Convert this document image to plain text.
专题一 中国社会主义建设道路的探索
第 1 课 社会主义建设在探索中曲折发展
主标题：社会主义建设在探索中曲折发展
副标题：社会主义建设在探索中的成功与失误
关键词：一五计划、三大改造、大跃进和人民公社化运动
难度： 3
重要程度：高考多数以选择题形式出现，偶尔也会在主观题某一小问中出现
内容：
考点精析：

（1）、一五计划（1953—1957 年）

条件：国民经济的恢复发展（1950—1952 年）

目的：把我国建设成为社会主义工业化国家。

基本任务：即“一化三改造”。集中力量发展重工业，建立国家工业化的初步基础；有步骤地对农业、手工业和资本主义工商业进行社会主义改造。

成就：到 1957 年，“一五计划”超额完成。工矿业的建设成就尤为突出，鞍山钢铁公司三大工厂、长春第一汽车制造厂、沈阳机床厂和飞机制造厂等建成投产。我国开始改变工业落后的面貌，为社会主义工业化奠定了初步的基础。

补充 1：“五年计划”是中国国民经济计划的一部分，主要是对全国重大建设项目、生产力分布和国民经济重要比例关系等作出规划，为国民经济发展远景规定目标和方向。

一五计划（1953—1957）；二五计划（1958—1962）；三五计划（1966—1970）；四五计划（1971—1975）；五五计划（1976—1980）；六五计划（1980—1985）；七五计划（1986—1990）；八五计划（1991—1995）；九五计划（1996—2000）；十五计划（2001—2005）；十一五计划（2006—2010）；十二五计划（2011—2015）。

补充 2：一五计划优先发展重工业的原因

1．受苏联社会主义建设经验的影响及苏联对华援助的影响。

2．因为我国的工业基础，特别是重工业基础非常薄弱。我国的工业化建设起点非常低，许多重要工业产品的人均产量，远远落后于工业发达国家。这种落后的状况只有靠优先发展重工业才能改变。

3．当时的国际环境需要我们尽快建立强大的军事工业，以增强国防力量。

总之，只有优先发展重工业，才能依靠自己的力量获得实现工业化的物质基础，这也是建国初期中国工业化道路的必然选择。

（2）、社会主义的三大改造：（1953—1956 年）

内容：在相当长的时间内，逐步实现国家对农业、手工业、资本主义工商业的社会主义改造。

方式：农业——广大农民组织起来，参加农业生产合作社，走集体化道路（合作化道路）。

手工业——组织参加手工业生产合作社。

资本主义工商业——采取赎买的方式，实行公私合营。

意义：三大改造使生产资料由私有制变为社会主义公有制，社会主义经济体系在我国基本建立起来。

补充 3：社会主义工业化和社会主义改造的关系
--
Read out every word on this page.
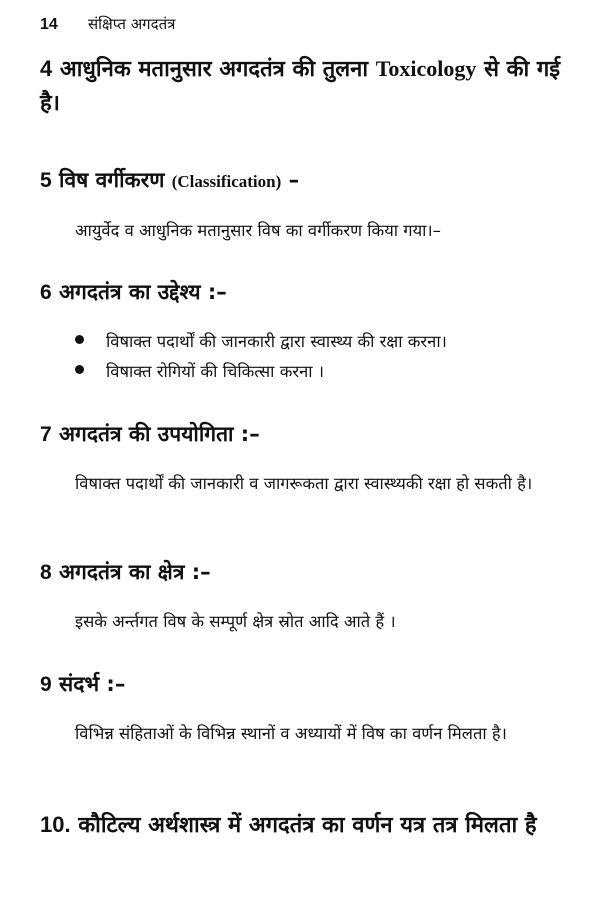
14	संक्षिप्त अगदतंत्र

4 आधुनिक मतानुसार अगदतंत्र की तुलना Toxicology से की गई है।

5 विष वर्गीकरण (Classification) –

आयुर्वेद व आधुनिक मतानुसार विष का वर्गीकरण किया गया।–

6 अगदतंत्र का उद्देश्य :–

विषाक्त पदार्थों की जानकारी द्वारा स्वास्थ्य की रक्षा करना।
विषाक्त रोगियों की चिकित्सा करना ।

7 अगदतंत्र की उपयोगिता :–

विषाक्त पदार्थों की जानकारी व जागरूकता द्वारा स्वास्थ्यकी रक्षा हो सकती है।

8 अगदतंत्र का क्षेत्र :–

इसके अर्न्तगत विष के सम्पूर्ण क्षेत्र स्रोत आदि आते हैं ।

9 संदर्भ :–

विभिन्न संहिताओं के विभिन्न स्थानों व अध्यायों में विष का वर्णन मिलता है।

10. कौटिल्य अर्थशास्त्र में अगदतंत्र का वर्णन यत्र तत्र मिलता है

- _Your task_: Using the listing, copy every line where the word "this" shows up.

- _Task result_:
Convert this document image to plain text.
Read out every word on this page.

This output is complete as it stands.